### Records supplied ###
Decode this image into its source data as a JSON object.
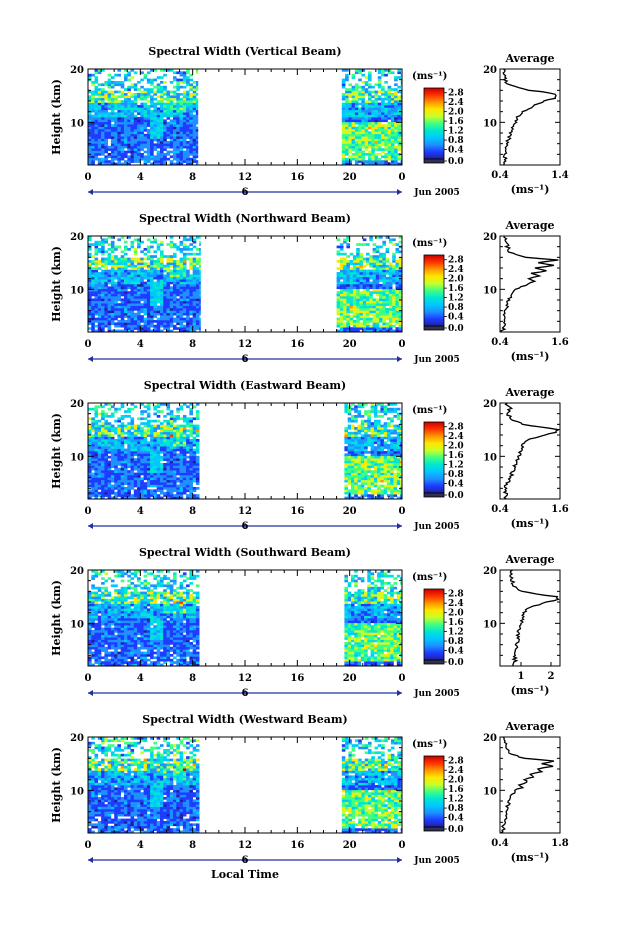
{
  "figure": {
    "month_label": "Jun 2005",
    "x_axis_title": "Local Time",
    "y_axis_title": "Height (km)",
    "colorbar_unit": "(ms⁻¹)",
    "colorbar_ticks": [
      "2.8",
      "2.4",
      "2.0",
      "1.6",
      "1.2",
      "0.8",
      "0.4",
      "0.0"
    ],
    "day_marker_label": "6",
    "avg_title": "Average",
    "avg_xlabel": "(ms⁻¹)",
    "colors": {
      "colorbar_gradient": [
        "#2020a0",
        "#1e3cff",
        "#1e90ff",
        "#00c8ff",
        "#00e6d2",
        "#40ff80",
        "#c8ff28",
        "#ffe600",
        "#ff9600",
        "#ff3200",
        "#c80000"
      ],
      "colorbar_bottom_band": "#303050",
      "day_marker": "#2030a0"
    }
  },
  "chart_data": [
    {
      "type": "heatmap",
      "title": "Spectral Width (Vertical Beam)",
      "xlabel": "Local Time",
      "ylabel": "Height (km)",
      "x_ticks": [
        "0",
        "4",
        "8",
        "12",
        "16",
        "20",
        "0"
      ],
      "y_ticks": [
        "20",
        "10"
      ],
      "xlim": [
        0,
        24
      ],
      "ylim": [
        2,
        20
      ],
      "data_coverage_hours": [
        [
          0,
          8.4
        ],
        [
          19.4,
          24
        ]
      ],
      "colorbar": {
        "label": "(ms⁻¹)",
        "range": [
          0.0,
          3.0
        ]
      },
      "average_profile": {
        "title": "Average",
        "xlabel": "(ms⁻¹)",
        "x_ticks": [
          "0.4",
          "1.4"
        ],
        "xlim": [
          0.4,
          1.4
        ],
        "y_ticks": [
          "20",
          "10"
        ],
        "ylim": [
          2,
          20
        ],
        "height_km": [
          2,
          3,
          4,
          5,
          6,
          7,
          8,
          9,
          10,
          11,
          12,
          13,
          13.5,
          14,
          14.5,
          15,
          15.5,
          16,
          17,
          18,
          19,
          20
        ],
        "width": [
          0.46,
          0.5,
          0.47,
          0.52,
          0.5,
          0.55,
          0.58,
          0.6,
          0.66,
          0.7,
          0.78,
          0.95,
          1.05,
          1.15,
          1.3,
          1.36,
          1.25,
          0.9,
          0.55,
          0.48,
          0.47,
          0.46
        ]
      }
    },
    {
      "type": "heatmap",
      "title": "Spectral Width (Northward Beam)",
      "xlabel": "Local Time",
      "ylabel": "Height (km)",
      "x_ticks": [
        "0",
        "4",
        "8",
        "12",
        "16",
        "20",
        "0"
      ],
      "y_ticks": [
        "20",
        "10"
      ],
      "xlim": [
        0,
        24
      ],
      "ylim": [
        2,
        20
      ],
      "data_coverage_hours": [
        [
          0,
          8.6
        ],
        [
          19.0,
          24
        ]
      ],
      "colorbar": {
        "label": "(ms⁻¹)",
        "range": [
          0.0,
          3.0
        ]
      },
      "average_profile": {
        "title": "Average",
        "xlabel": "(ms⁻¹)",
        "x_ticks": [
          "0.4",
          "1.6"
        ],
        "xlim": [
          0.4,
          1.6
        ],
        "y_ticks": [
          "20",
          "10"
        ],
        "ylim": [
          2,
          20
        ],
        "height_km": [
          2,
          3,
          4,
          5,
          6,
          7,
          8,
          9,
          10,
          10.5,
          11,
          11.5,
          12,
          12.5,
          13,
          13.5,
          14,
          14.5,
          15,
          15.5,
          16,
          17,
          18,
          19,
          20
        ],
        "width": [
          0.45,
          0.48,
          0.47,
          0.5,
          0.52,
          0.55,
          0.58,
          0.62,
          0.7,
          0.85,
          0.95,
          1.1,
          1.0,
          1.2,
          1.05,
          1.3,
          1.1,
          1.45,
          1.2,
          1.55,
          0.9,
          0.6,
          0.55,
          0.52,
          0.5
        ]
      }
    },
    {
      "type": "heatmap",
      "title": "Spectral Width (Eastward Beam)",
      "xlabel": "Local Time",
      "ylabel": "Height (km)",
      "x_ticks": [
        "0",
        "4",
        "8",
        "12",
        "16",
        "20",
        "0"
      ],
      "y_ticks": [
        "20",
        "10"
      ],
      "xlim": [
        0,
        24
      ],
      "ylim": [
        2,
        20
      ],
      "data_coverage_hours": [
        [
          0,
          8.5
        ],
        [
          19.6,
          24
        ]
      ],
      "colorbar": {
        "label": "(ms⁻¹)",
        "range": [
          0.0,
          3.0
        ]
      },
      "average_profile": {
        "title": "Average",
        "xlabel": "(ms⁻¹)",
        "x_ticks": [
          "0.4",
          "1.6"
        ],
        "xlim": [
          0.4,
          1.6
        ],
        "y_ticks": [
          "20",
          "10"
        ],
        "ylim": [
          2,
          20
        ],
        "height_km": [
          2,
          3,
          4,
          5,
          6,
          7,
          8,
          9,
          10,
          11,
          12,
          13,
          13.5,
          14,
          14.5,
          15,
          15.5,
          16,
          17,
          18,
          19,
          20
        ],
        "width": [
          0.5,
          0.52,
          0.5,
          0.55,
          0.6,
          0.65,
          0.68,
          0.72,
          0.78,
          0.82,
          0.85,
          0.95,
          1.1,
          1.3,
          1.5,
          1.55,
          1.2,
          0.85,
          0.62,
          0.55,
          0.6,
          0.52
        ]
      }
    },
    {
      "type": "heatmap",
      "title": "Spectral Width (Southward Beam)",
      "xlabel": "Local Time",
      "ylabel": "Height (km)",
      "x_ticks": [
        "0",
        "4",
        "8",
        "12",
        "16",
        "20",
        "0"
      ],
      "y_ticks": [
        "20",
        "10"
      ],
      "xlim": [
        0,
        24
      ],
      "ylim": [
        2,
        20
      ],
      "data_coverage_hours": [
        [
          0,
          8.5
        ],
        [
          19.6,
          24
        ]
      ],
      "colorbar": {
        "label": "(ms⁻¹)",
        "range": [
          0.0,
          3.0
        ]
      },
      "average_profile": {
        "title": "Average",
        "xlabel": "(ms⁻¹)",
        "x_ticks": [
          "1",
          "2"
        ],
        "xlim": [
          0.3,
          2.3
        ],
        "y_ticks": [
          "20",
          "10"
        ],
        "ylim": [
          2,
          20
        ],
        "height_km": [
          2,
          3,
          4,
          5,
          6,
          7,
          8,
          9,
          10,
          11,
          12,
          13,
          13.5,
          14,
          14.5,
          15,
          15.5,
          16,
          17,
          18,
          19,
          20
        ],
        "width": [
          0.75,
          0.8,
          0.78,
          0.82,
          0.85,
          0.9,
          0.92,
          0.95,
          1.0,
          1.05,
          1.1,
          1.3,
          1.6,
          1.9,
          2.2,
          2.15,
          1.5,
          1.0,
          0.75,
          0.7,
          0.68,
          0.66
        ]
      }
    },
    {
      "type": "heatmap",
      "title": "Spectral Width (Westward Beam)",
      "xlabel": "Local Time",
      "ylabel": "Height (km)",
      "x_ticks": [
        "0",
        "4",
        "8",
        "12",
        "16",
        "20",
        "0"
      ],
      "y_ticks": [
        "20",
        "10"
      ],
      "xlim": [
        0,
        24
      ],
      "ylim": [
        2,
        20
      ],
      "data_coverage_hours": [
        [
          0,
          8.5
        ],
        [
          19.4,
          24
        ]
      ],
      "colorbar": {
        "label": "(ms⁻¹)",
        "range": [
          0.0,
          3.0
        ]
      },
      "average_profile": {
        "title": "Average",
        "xlabel": "(ms⁻¹)",
        "x_ticks": [
          "0.4",
          "1.8"
        ],
        "xlim": [
          0.4,
          1.8
        ],
        "y_ticks": [
          "20",
          "10"
        ],
        "ylim": [
          2,
          20
        ],
        "height_km": [
          2,
          3,
          4,
          5,
          6,
          7,
          8,
          9,
          10,
          10.5,
          11,
          11.5,
          12,
          12.5,
          13,
          13.5,
          14,
          14.5,
          15,
          15.5,
          16,
          17,
          18,
          19,
          20
        ],
        "width": [
          0.45,
          0.48,
          0.5,
          0.52,
          0.55,
          0.58,
          0.62,
          0.66,
          0.75,
          0.9,
          0.85,
          1.05,
          0.95,
          1.2,
          1.1,
          1.35,
          1.25,
          1.6,
          1.4,
          1.7,
          0.95,
          0.6,
          0.55,
          0.5,
          0.48
        ]
      }
    }
  ]
}
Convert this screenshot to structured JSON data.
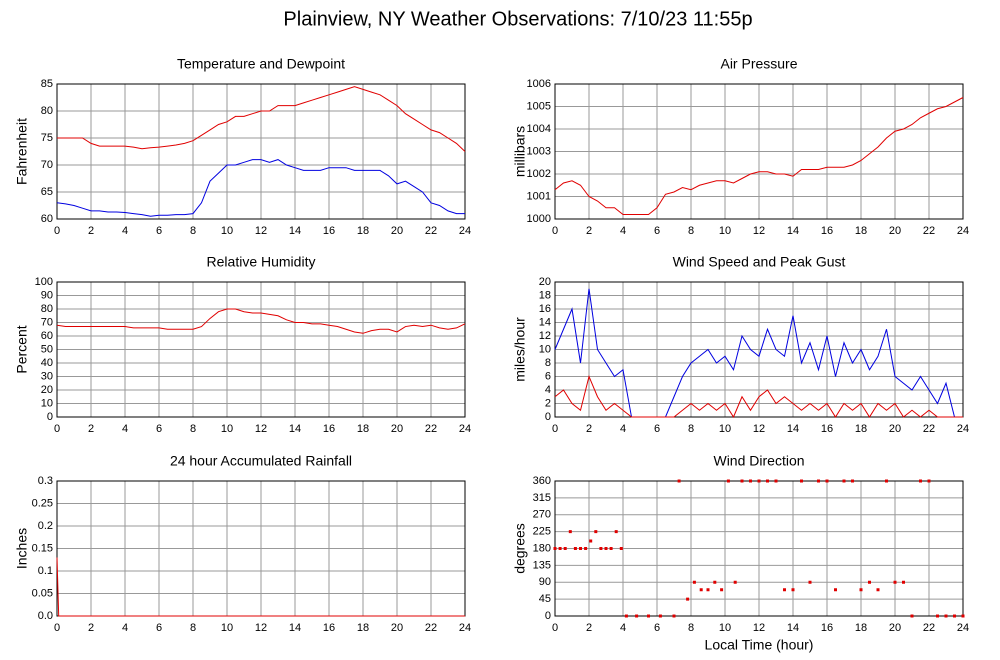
{
  "title": "Plainview, NY Weather Observations: 7/10/23 11:55p",
  "chart_data": [
    {
      "type": "line",
      "title": "Temperature and Dewpoint",
      "ylabel": "Fahrenheit",
      "grid": true,
      "xlim": [
        0,
        24
      ],
      "xticks": [
        0,
        2,
        4,
        6,
        8,
        10,
        12,
        14,
        16,
        18,
        20,
        22,
        24
      ],
      "ylim": [
        60,
        85
      ],
      "yticks": [
        60,
        65,
        70,
        75,
        80,
        85
      ],
      "x": [
        0,
        0.5,
        1,
        1.5,
        2,
        2.5,
        3,
        3.5,
        4,
        4.5,
        5,
        5.5,
        6,
        6.5,
        7,
        7.5,
        8,
        8.5,
        9,
        9.5,
        10,
        10.5,
        11,
        11.5,
        12,
        12.5,
        13,
        13.5,
        14,
        14.5,
        15,
        15.5,
        16,
        16.5,
        17,
        17.5,
        18,
        18.5,
        19,
        19.5,
        20,
        20.5,
        21,
        21.5,
        22,
        22.5,
        23,
        23.5,
        24
      ],
      "series": [
        {
          "color": "#e00000",
          "values": [
            75,
            75,
            75,
            75,
            74,
            73.5,
            73.5,
            73.5,
            73.5,
            73.3,
            73,
            73.2,
            73.3,
            73.5,
            73.7,
            74,
            74.5,
            75.5,
            76.5,
            77.5,
            78,
            79,
            79,
            79.5,
            80,
            80,
            81,
            81,
            81,
            81.5,
            82,
            82.5,
            83,
            83.5,
            84,
            84.5,
            84,
            83.5,
            83,
            82,
            81,
            79.5,
            78.5,
            77.5,
            76.5,
            76,
            75,
            74,
            72.5
          ]
        },
        {
          "color": "#0000e0",
          "values": [
            63,
            62.8,
            62.5,
            62,
            61.5,
            61.5,
            61.3,
            61.3,
            61.2,
            61,
            60.8,
            60.5,
            60.7,
            60.7,
            60.8,
            60.8,
            61,
            63,
            67,
            68.5,
            70,
            70,
            70.5,
            71,
            71,
            70.5,
            71,
            70,
            69.5,
            69,
            69,
            69,
            69.5,
            69.5,
            69.5,
            69,
            69,
            69,
            69,
            68,
            66.5,
            67,
            66,
            65,
            63,
            62.5,
            61.5,
            61,
            61
          ]
        }
      ]
    },
    {
      "type": "line",
      "title": "Air Pressure",
      "ylabel": "millibars",
      "grid": true,
      "xlim": [
        0,
        24
      ],
      "xticks": [
        0,
        2,
        4,
        6,
        8,
        10,
        12,
        14,
        16,
        18,
        20,
        22,
        24
      ],
      "ylim": [
        1000,
        1006
      ],
      "yticks": [
        1000,
        1001,
        1002,
        1003,
        1004,
        1005,
        1006
      ],
      "x": [
        0,
        0.5,
        1,
        1.5,
        2,
        2.5,
        3,
        3.5,
        4,
        4.5,
        5,
        5.5,
        6,
        6.5,
        7,
        7.5,
        8,
        8.5,
        9,
        9.5,
        10,
        10.5,
        11,
        11.5,
        12,
        12.5,
        13,
        13.5,
        14,
        14.5,
        15,
        15.5,
        16,
        16.5,
        17,
        17.5,
        18,
        18.5,
        19,
        19.5,
        20,
        20.5,
        21,
        21.5,
        22,
        22.5,
        23,
        23.5,
        24
      ],
      "series": [
        {
          "color": "#e00000",
          "values": [
            1001.3,
            1001.6,
            1001.7,
            1001.5,
            1001,
            1000.8,
            1000.5,
            1000.5,
            1000.2,
            1000.2,
            1000.2,
            1000.2,
            1000.5,
            1001.1,
            1001.2,
            1001.4,
            1001.3,
            1001.5,
            1001.6,
            1001.7,
            1001.7,
            1001.6,
            1001.8,
            1002,
            1002.1,
            1002.1,
            1002,
            1002,
            1001.9,
            1002.2,
            1002.2,
            1002.2,
            1002.3,
            1002.3,
            1002.3,
            1002.4,
            1002.6,
            1002.9,
            1003.2,
            1003.6,
            1003.9,
            1004,
            1004.2,
            1004.5,
            1004.7,
            1004.9,
            1005,
            1005.2,
            1005.4
          ]
        }
      ]
    },
    {
      "type": "line",
      "title": "Relative Humidity",
      "ylabel": "Percent",
      "grid": true,
      "xlim": [
        0,
        24
      ],
      "xticks": [
        0,
        2,
        4,
        6,
        8,
        10,
        12,
        14,
        16,
        18,
        20,
        22,
        24
      ],
      "ylim": [
        0,
        100
      ],
      "yticks": [
        0,
        10,
        20,
        30,
        40,
        50,
        60,
        70,
        80,
        90,
        100
      ],
      "x": [
        0,
        0.5,
        1,
        1.5,
        2,
        2.5,
        3,
        3.5,
        4,
        4.5,
        5,
        5.5,
        6,
        6.5,
        7,
        7.5,
        8,
        8.5,
        9,
        9.5,
        10,
        10.5,
        11,
        11.5,
        12,
        12.5,
        13,
        13.5,
        14,
        14.5,
        15,
        15.5,
        16,
        16.5,
        17,
        17.5,
        18,
        18.5,
        19,
        19.5,
        20,
        20.5,
        21,
        21.5,
        22,
        22.5,
        23,
        23.5,
        24
      ],
      "series": [
        {
          "color": "#e00000",
          "values": [
            68,
            67,
            67,
            67,
            67,
            67,
            67,
            67,
            67,
            66,
            66,
            66,
            66,
            65,
            65,
            65,
            65,
            67,
            73,
            78,
            80,
            80,
            78,
            77,
            77,
            76,
            75,
            72,
            70,
            70,
            69,
            69,
            68,
            67,
            65,
            63,
            62,
            64,
            65,
            65,
            63,
            67,
            68,
            67,
            68,
            66,
            65,
            66,
            69
          ]
        }
      ]
    },
    {
      "type": "line",
      "title": "Wind Speed and Peak Gust",
      "ylabel": "miles/hour",
      "grid": true,
      "xlim": [
        0,
        24
      ],
      "xticks": [
        0,
        2,
        4,
        6,
        8,
        10,
        12,
        14,
        16,
        18,
        20,
        22,
        24
      ],
      "ylim": [
        0,
        20
      ],
      "yticks": [
        0,
        2,
        4,
        6,
        8,
        10,
        12,
        14,
        16,
        18,
        20
      ],
      "x": [
        0,
        0.5,
        1,
        1.5,
        2,
        2.5,
        3,
        3.5,
        4,
        4.5,
        5,
        5.5,
        6,
        6.5,
        7,
        7.5,
        8,
        8.5,
        9,
        9.5,
        10,
        10.5,
        11,
        11.5,
        12,
        12.5,
        13,
        13.5,
        14,
        14.5,
        15,
        15.5,
        16,
        16.5,
        17,
        17.5,
        18,
        18.5,
        19,
        19.5,
        20,
        20.5,
        21,
        21.5,
        22,
        22.5,
        23,
        23.5,
        24
      ],
      "series": [
        {
          "color": "#0000e0",
          "values": [
            10,
            13,
            16,
            8,
            19,
            10,
            8,
            6,
            7,
            0,
            0,
            0,
            0,
            0,
            3,
            6,
            8,
            9,
            10,
            8,
            9,
            7,
            12,
            10,
            9,
            13,
            10,
            9,
            15,
            8,
            11,
            7,
            12,
            6,
            11,
            8,
            10,
            7,
            9,
            13,
            6,
            5,
            4,
            6,
            4,
            2,
            5,
            0,
            0
          ]
        },
        {
          "color": "#e00000",
          "values": [
            3,
            4,
            2,
            1,
            6,
            3,
            1,
            2,
            1,
            0,
            0,
            0,
            0,
            0,
            0,
            1,
            2,
            1,
            2,
            1,
            2,
            0,
            3,
            1,
            3,
            4,
            2,
            3,
            2,
            1,
            2,
            1,
            2,
            0,
            2,
            1,
            2,
            0,
            2,
            1,
            2,
            0,
            1,
            0,
            1,
            0,
            0,
            0,
            0
          ]
        }
      ]
    },
    {
      "type": "line",
      "title": "24 hour Accumulated Rainfall",
      "ylabel": "Inches",
      "grid": true,
      "xlim": [
        0,
        24
      ],
      "xticks": [
        0,
        2,
        4,
        6,
        8,
        10,
        12,
        14,
        16,
        18,
        20,
        22,
        24
      ],
      "ylim": [
        0,
        0.3
      ],
      "yticks": [
        {
          "value": 0,
          "label": "0.0"
        },
        0.05,
        0.1,
        0.15,
        0.2,
        0.25,
        0.3
      ],
      "x": [
        0,
        0.1,
        24
      ],
      "series": [
        {
          "color": "#e00000",
          "values": [
            0.13,
            0,
            0
          ]
        }
      ]
    },
    {
      "type": "scatter",
      "title": "Wind Direction",
      "ylabel": "degrees",
      "xlabel": "Local Time (hour)",
      "grid": true,
      "xlim": [
        0,
        24
      ],
      "xticks": [
        0,
        2,
        4,
        6,
        8,
        10,
        12,
        14,
        16,
        18,
        20,
        22,
        24
      ],
      "ylim": [
        0,
        360
      ],
      "yticks": [
        0,
        45,
        90,
        135,
        180,
        225,
        270,
        315,
        360
      ],
      "x": [
        0,
        0.3,
        0.6,
        0.9,
        1.2,
        1.5,
        1.8,
        2.1,
        2.4,
        2.7,
        3,
        3.3,
        3.6,
        3.9,
        4.2,
        4.8,
        5.5,
        6.2,
        7,
        7.3,
        7.8,
        8.2,
        8.6,
        9,
        9.4,
        9.8,
        10.2,
        10.6,
        11,
        11.5,
        12,
        12.5,
        13,
        13.5,
        14,
        14.5,
        15,
        15.5,
        16,
        16.5,
        17,
        17.5,
        18,
        18.5,
        19,
        19.5,
        20,
        20.5,
        21,
        21.5,
        22,
        22.5,
        23,
        23.5,
        24
      ],
      "series": [
        {
          "color": "#e00000",
          "values": [
            180,
            180,
            180,
            225,
            180,
            180,
            180,
            200,
            225,
            180,
            180,
            180,
            225,
            180,
            0,
            0,
            0,
            0,
            0,
            360,
            45,
            90,
            70,
            70,
            90,
            70,
            360,
            90,
            360,
            360,
            360,
            360,
            360,
            70,
            70,
            360,
            90,
            360,
            360,
            70,
            360,
            360,
            70,
            90,
            70,
            360,
            90,
            90,
            0,
            360,
            360,
            0,
            0,
            0,
            0
          ]
        }
      ]
    }
  ]
}
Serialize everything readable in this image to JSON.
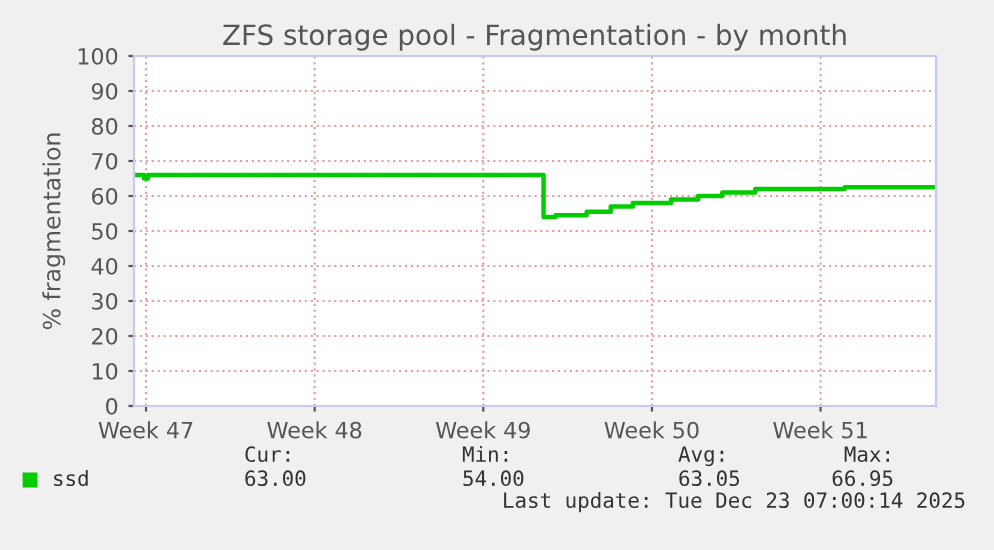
###
● Given request:
Looking at the data above, how many lines hold the word "Spectral"? Respond with the number alone.

● Finished exercise:
5